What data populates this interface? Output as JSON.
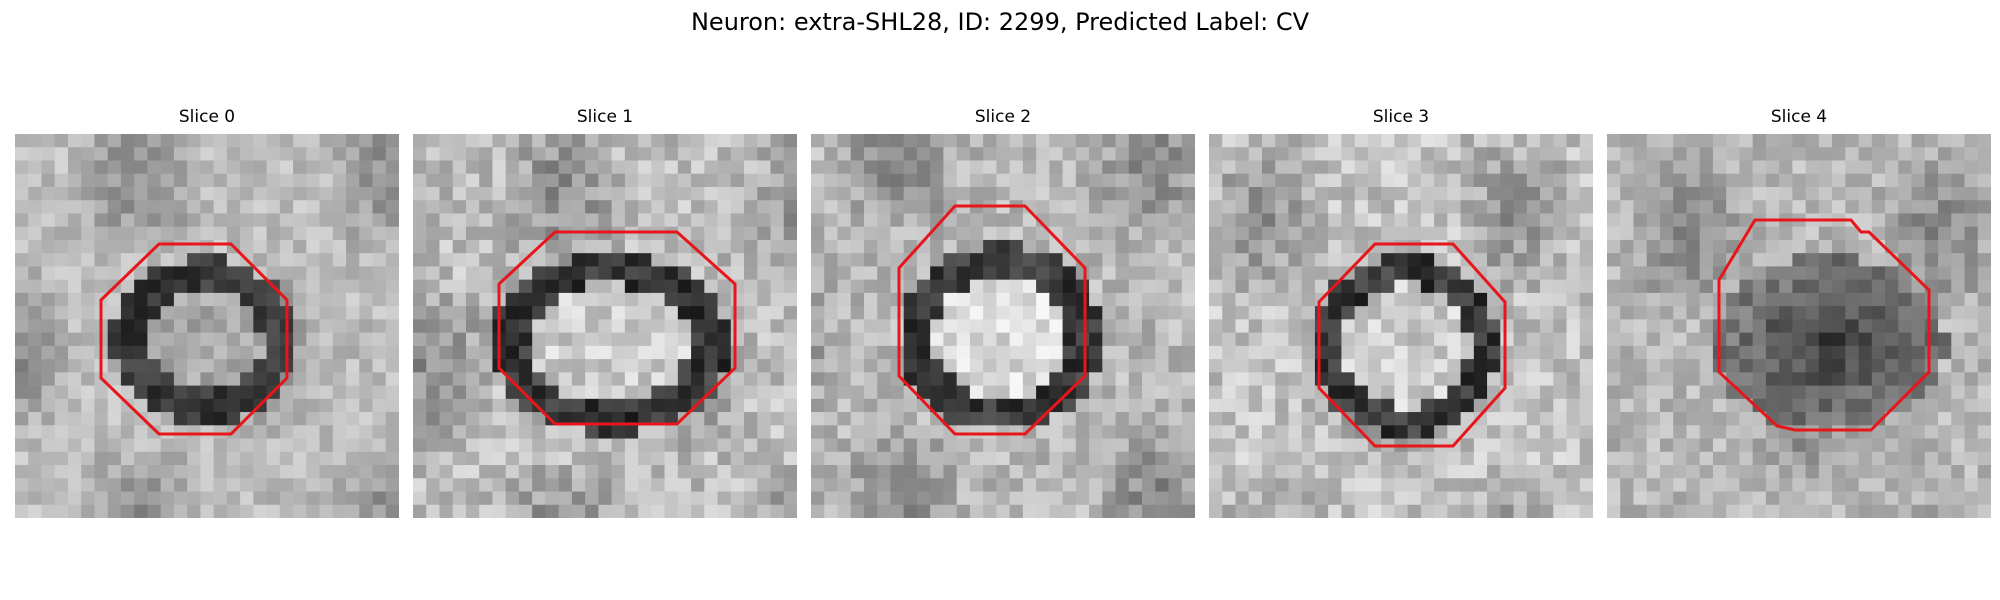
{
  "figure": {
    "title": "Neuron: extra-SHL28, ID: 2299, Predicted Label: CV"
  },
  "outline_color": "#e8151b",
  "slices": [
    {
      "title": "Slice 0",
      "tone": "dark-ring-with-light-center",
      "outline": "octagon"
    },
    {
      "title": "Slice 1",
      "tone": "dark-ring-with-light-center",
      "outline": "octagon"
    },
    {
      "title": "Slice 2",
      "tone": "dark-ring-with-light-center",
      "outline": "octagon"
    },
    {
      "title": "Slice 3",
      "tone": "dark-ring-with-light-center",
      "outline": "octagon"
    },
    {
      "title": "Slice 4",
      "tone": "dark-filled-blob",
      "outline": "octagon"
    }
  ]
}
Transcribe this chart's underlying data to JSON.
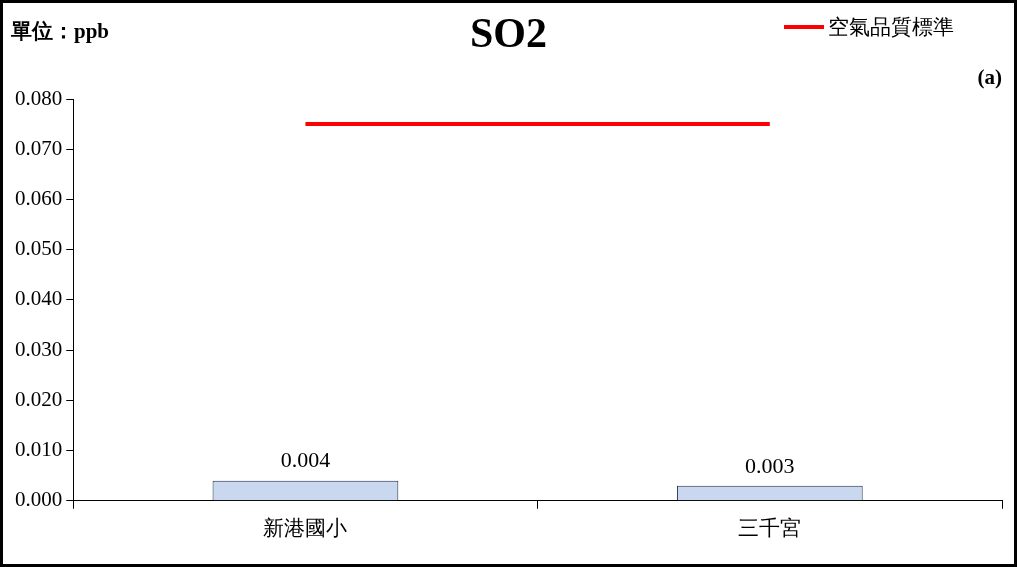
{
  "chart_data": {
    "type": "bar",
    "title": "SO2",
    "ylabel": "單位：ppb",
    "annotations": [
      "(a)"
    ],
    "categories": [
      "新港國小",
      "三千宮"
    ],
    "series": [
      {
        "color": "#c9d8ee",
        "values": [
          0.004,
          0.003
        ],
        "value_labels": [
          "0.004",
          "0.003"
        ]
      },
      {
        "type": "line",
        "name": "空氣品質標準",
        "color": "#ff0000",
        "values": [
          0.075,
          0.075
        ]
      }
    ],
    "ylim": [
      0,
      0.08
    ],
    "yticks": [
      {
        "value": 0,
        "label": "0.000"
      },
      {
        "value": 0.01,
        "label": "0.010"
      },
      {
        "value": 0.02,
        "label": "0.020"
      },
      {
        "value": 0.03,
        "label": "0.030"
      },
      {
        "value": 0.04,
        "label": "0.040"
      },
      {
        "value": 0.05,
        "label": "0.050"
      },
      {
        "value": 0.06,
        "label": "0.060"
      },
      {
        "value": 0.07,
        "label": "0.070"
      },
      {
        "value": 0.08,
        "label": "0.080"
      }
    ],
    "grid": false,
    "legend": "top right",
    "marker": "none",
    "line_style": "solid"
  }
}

—————

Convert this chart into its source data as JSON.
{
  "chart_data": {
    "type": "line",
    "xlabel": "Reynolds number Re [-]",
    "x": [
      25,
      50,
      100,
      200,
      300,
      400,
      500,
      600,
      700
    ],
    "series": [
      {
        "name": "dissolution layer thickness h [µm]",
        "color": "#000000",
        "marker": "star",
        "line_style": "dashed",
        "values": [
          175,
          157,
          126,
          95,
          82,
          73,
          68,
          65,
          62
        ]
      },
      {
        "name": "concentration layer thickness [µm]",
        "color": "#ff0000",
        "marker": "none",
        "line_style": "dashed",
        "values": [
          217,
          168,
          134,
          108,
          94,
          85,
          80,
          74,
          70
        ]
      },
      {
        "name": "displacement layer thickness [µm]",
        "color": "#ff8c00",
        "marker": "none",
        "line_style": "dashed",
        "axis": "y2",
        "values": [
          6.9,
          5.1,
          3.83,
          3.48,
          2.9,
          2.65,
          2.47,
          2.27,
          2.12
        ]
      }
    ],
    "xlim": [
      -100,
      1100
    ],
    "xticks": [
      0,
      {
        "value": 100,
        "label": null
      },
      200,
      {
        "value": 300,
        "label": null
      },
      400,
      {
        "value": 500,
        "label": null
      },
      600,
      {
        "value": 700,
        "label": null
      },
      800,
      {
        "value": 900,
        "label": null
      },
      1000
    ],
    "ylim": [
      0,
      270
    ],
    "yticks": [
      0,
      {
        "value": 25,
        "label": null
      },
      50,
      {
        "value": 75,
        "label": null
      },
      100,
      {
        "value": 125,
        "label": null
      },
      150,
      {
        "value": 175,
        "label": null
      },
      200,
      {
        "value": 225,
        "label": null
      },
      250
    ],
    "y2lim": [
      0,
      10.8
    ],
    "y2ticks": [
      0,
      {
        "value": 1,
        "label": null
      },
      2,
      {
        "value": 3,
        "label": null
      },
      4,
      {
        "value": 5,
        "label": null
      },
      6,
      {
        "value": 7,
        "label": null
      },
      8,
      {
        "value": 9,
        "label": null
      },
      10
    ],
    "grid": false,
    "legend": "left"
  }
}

—————

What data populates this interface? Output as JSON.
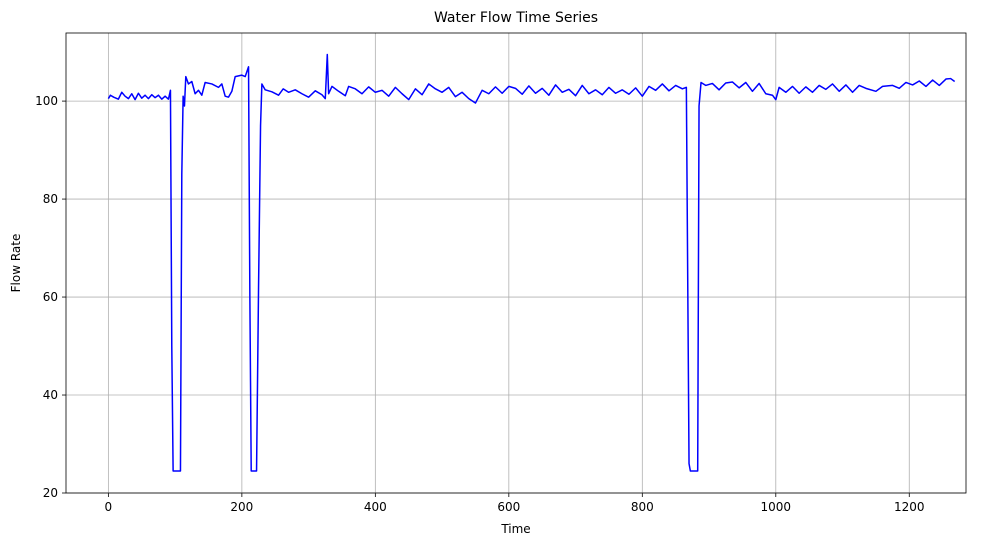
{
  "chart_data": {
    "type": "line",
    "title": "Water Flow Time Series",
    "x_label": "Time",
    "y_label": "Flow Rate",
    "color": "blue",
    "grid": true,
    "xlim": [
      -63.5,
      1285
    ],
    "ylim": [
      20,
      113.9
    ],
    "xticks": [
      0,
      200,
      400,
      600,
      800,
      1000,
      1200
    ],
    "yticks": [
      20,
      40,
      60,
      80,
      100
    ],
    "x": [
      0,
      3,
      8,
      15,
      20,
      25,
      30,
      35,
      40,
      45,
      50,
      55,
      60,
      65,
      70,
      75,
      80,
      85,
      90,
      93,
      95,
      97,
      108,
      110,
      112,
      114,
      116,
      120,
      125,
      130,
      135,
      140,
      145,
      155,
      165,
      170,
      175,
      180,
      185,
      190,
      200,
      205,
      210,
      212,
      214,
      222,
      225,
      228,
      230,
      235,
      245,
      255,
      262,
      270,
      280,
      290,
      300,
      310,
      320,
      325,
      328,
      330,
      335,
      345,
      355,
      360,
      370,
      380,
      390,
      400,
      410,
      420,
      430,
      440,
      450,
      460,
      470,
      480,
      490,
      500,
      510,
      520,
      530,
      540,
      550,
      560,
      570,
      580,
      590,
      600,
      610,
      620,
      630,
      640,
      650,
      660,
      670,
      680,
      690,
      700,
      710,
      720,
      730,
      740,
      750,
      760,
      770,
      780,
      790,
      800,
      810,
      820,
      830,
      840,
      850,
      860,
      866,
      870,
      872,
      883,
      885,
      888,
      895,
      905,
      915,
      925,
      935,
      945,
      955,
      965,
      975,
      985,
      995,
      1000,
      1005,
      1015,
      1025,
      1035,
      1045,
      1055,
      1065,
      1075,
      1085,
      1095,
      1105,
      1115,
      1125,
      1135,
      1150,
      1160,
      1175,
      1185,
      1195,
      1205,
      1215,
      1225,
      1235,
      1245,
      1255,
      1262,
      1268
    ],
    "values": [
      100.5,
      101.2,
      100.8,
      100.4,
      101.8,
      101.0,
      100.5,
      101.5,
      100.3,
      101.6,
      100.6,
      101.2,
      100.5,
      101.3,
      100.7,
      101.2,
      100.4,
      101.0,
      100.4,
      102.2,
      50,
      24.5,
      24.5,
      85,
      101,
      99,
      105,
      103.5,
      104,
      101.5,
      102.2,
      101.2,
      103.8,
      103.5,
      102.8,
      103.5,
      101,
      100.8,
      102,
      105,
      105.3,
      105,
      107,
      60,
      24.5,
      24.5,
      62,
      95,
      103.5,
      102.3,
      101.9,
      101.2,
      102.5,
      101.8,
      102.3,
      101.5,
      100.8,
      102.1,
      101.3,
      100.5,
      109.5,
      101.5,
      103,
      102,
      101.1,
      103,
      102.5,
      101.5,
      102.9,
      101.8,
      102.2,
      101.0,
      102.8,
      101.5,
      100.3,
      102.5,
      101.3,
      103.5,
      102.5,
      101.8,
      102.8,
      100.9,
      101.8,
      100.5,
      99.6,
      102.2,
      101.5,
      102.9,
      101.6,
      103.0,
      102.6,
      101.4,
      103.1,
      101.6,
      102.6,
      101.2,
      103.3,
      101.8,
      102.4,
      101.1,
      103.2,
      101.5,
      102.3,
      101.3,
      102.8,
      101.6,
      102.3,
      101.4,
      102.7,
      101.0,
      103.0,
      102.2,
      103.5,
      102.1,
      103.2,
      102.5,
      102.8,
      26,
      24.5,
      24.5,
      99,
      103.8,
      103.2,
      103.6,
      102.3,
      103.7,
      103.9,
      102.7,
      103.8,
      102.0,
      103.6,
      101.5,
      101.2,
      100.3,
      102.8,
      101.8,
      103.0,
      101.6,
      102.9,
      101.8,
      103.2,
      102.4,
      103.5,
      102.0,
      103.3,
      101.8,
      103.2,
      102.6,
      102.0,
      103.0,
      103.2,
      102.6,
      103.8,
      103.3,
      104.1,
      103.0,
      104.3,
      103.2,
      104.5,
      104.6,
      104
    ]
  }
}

—————

Collect every line above that contains the word "layer".

◆ The result
        "name": "dissolution layer thickness h [µm]",
        "name": "concentration layer thickness [µm]",
        "name": "displacement layer thickness [µm]",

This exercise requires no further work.